* _Passage given_:
= = = =

Added to the US version:
- Harry Lauter as Mark
- Richard Travis as Kent Foster
- Paul Cavanaugh as Inspector
- Jim Davis as Nick Randall

==Critical reception==
Monthly Film Bulletin said "A stereotyped women's prison drama, following a predictable course in incident and characterisation. The actual escape seems somewhat arbitrarily contrived, relying more on the stupidity of the guards and police than the ingenuity of the participants, but on its modest level, the plot maintains an agreeable balance between thrills and humour. The players assume their familiar roles with ease, and there is a tireless performance by Thora Hird."

Sky Movies wrote, "Hammer Films, just before their success in the horror field, jumped on the band-wagon for women's prison films that had been rolling in Britain and America since the success of Caged in 1950. Beverly Michaels (sent to prison on the slimmest of pretexts), Joan Rice, April Olrich and Hermione Baddely are among those looking grim, while Thora Hird makes the most of one of her best film roles as the indomitable Granny."

The Radio Times noted a "Second-feature British prison drama of no particular distinction, but deploying some humour and employing some interesting names – Thora Hird, Avril Angers – which up the entertainment quotient ... it's good for an idle rainy afternoon or 2am insomnia."

In British Sound Films: The Studio Years 1928–1959 David Quinlan rated the film as "average", writing: "Women's prison drama with welcome vein of humour; silly plot, lively performances."

= = = =

* _Listing_:
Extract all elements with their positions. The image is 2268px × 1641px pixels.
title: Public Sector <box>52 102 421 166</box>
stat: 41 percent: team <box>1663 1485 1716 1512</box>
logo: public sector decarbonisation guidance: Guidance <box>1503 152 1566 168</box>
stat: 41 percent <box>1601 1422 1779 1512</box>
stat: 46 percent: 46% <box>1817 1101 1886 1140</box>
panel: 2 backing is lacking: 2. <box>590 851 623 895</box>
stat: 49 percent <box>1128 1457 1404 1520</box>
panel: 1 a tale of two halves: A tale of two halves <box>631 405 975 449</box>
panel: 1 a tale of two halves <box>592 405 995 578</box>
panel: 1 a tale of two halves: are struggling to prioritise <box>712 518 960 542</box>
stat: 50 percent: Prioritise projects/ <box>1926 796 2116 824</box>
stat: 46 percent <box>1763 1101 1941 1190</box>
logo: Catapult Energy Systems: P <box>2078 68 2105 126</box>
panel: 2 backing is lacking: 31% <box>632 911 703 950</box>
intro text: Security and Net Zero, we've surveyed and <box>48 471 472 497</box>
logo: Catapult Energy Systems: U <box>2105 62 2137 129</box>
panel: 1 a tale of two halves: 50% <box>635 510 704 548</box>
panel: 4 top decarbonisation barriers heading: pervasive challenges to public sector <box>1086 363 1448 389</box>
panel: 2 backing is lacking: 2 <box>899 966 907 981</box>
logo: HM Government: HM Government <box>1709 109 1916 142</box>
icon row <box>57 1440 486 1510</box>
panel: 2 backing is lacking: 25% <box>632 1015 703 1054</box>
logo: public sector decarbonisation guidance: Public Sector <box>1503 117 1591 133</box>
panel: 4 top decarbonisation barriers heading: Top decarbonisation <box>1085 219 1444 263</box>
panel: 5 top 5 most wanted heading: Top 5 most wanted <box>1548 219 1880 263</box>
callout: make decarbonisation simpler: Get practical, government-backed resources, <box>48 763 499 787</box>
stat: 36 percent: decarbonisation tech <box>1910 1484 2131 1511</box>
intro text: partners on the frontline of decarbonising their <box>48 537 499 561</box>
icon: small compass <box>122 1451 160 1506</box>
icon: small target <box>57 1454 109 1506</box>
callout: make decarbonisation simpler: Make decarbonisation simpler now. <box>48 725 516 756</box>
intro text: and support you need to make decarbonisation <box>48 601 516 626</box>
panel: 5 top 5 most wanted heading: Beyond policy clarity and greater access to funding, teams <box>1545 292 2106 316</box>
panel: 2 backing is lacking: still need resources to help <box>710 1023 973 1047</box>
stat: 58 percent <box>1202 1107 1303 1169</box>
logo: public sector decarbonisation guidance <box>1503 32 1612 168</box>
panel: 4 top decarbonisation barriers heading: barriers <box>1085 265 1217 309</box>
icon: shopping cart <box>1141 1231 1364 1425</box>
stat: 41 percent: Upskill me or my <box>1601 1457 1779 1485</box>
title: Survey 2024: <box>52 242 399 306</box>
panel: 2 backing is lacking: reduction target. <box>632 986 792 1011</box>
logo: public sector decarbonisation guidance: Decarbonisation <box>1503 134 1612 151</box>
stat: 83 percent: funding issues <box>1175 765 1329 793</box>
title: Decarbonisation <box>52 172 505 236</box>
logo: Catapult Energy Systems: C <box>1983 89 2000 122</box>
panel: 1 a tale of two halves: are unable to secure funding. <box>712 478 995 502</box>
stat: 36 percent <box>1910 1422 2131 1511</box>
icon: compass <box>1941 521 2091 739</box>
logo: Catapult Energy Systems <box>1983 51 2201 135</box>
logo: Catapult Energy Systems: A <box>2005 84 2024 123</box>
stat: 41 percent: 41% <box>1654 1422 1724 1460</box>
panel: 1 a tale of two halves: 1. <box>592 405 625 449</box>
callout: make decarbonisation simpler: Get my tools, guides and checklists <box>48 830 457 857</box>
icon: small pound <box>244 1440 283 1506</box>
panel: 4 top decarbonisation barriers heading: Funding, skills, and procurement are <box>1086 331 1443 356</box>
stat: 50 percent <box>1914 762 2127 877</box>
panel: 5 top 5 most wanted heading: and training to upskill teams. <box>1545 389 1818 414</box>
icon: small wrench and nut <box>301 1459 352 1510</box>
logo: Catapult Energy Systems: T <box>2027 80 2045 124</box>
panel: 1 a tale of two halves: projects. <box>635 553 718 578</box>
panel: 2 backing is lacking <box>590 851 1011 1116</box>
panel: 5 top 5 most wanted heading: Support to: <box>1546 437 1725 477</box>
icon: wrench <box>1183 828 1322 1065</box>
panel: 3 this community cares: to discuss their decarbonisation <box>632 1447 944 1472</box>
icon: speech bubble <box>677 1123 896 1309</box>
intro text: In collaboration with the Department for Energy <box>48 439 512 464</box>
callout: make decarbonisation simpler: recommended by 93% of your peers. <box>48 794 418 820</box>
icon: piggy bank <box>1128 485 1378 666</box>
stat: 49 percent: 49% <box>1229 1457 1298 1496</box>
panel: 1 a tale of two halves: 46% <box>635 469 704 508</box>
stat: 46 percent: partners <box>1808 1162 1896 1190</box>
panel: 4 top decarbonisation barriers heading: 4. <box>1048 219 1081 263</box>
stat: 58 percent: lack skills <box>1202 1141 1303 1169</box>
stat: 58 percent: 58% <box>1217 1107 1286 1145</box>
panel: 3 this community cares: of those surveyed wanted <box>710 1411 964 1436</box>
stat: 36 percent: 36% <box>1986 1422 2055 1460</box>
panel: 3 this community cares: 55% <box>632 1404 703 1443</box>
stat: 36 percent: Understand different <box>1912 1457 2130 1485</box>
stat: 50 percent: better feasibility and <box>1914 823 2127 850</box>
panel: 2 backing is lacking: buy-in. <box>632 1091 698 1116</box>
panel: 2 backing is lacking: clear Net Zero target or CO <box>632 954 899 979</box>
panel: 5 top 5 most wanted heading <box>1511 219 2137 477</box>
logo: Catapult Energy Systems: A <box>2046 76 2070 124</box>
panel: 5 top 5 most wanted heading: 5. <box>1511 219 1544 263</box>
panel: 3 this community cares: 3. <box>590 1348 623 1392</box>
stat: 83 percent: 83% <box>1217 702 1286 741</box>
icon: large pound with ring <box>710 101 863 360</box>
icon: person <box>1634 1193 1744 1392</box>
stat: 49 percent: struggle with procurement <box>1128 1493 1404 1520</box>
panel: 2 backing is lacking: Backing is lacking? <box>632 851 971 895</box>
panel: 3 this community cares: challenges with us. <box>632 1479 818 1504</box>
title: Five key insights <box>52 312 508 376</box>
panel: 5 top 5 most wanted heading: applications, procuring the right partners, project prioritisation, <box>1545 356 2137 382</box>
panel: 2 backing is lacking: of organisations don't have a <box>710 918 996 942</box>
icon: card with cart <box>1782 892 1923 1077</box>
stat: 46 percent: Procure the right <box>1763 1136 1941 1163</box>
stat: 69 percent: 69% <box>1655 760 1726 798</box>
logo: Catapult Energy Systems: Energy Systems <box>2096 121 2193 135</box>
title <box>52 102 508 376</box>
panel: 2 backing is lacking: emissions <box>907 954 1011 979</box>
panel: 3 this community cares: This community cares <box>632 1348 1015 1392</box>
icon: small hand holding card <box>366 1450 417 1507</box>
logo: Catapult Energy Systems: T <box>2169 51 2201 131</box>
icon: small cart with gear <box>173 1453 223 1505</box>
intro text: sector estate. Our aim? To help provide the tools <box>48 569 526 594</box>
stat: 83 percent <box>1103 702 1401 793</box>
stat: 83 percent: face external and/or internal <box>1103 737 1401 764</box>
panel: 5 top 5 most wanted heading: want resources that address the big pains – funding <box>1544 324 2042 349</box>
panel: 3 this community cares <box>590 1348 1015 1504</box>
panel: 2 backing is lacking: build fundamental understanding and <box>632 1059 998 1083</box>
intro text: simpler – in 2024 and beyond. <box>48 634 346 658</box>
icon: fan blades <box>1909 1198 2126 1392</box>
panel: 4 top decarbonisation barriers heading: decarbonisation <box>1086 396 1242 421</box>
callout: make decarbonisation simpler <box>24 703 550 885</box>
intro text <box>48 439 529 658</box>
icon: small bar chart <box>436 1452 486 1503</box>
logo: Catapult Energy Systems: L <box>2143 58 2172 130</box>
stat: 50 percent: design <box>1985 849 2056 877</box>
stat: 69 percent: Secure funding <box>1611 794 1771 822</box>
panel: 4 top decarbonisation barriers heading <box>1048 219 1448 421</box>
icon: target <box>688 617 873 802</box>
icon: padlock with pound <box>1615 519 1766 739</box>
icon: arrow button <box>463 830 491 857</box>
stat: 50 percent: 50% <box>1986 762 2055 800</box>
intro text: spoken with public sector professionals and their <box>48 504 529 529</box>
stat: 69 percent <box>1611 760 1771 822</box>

= = = =

* _Directives_:
[1] In the film passage, which earlier film's success does Sky Movies say set off the wave of women's prison films in Britain and America?
[2] Using the film passage, list every actor added to the US version and the role each one plays.

* _Full solutions_:
[1] Caged, released in 1950.

[2]
- Harry Lauter as Mark
- Richard Travis as Kent Foster
- Paul Cavanaugh as Inspector
- Jim Davis as Nick Randall